* _TASK BRIEF_:
Gather up all lines that carry the word "руководителя".

(Data excerpts)
▶
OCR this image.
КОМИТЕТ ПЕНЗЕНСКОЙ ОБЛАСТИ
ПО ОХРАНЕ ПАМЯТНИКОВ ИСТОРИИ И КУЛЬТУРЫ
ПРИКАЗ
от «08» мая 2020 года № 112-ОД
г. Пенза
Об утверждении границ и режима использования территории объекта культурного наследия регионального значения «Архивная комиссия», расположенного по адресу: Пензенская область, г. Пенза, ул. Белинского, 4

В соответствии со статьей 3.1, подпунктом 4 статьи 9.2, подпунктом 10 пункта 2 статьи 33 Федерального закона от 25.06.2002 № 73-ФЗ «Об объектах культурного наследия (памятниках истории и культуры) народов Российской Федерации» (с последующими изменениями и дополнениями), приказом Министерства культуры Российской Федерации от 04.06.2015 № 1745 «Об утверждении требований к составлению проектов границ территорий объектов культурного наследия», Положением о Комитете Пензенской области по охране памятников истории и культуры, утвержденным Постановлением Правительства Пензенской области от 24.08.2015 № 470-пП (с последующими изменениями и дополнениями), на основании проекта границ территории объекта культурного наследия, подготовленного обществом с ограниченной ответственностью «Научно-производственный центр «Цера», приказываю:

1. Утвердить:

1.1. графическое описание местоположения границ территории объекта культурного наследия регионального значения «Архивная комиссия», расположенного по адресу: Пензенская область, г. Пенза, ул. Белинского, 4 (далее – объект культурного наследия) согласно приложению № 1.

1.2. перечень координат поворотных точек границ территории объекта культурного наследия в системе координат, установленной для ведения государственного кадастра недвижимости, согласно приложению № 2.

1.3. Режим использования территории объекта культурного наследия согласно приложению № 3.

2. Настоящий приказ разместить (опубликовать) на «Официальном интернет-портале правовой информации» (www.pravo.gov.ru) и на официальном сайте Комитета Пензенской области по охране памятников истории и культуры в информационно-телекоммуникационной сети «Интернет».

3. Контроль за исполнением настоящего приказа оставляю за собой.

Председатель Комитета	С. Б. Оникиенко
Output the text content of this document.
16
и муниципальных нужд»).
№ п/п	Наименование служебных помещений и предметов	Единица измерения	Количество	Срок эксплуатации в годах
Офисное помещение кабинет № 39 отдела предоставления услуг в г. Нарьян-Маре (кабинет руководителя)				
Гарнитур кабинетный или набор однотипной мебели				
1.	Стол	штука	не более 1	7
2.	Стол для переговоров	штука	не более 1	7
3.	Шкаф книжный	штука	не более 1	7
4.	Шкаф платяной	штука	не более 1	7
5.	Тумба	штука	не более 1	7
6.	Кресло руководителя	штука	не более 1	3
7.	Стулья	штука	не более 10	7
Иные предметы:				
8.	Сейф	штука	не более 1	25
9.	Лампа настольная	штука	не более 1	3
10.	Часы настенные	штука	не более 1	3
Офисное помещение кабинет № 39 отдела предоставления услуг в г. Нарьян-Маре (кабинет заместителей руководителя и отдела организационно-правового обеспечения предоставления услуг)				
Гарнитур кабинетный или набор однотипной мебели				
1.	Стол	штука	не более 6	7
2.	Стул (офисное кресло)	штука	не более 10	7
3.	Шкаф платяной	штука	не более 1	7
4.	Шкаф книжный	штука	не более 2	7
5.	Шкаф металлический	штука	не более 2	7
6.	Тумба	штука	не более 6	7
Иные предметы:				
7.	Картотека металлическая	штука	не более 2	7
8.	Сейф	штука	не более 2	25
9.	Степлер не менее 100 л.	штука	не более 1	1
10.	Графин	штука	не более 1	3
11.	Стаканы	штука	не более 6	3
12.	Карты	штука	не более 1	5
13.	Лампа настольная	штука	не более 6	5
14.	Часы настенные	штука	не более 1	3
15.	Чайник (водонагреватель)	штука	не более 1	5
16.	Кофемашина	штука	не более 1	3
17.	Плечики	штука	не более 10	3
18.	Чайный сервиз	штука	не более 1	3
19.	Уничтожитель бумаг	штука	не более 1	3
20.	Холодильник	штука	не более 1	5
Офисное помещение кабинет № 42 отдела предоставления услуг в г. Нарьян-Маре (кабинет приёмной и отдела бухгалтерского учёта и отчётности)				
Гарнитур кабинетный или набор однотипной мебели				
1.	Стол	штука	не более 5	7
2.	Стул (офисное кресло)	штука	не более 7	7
◀
* _RESPONSE TO THIS TASK_:
Офисное помещение кабинет № 39 отдела предоставления услуг в г. Нарьян-Маре (кабинет руководителя)				
6.	Кресло руководителя	штука	не более 1	3
Офисное помещение кабинет № 39 отдела предоставления услуг в г. Нарьян-Маре (кабинет заместителей руководителя и отдела организационно-правового обеспечения предоставления услуг)				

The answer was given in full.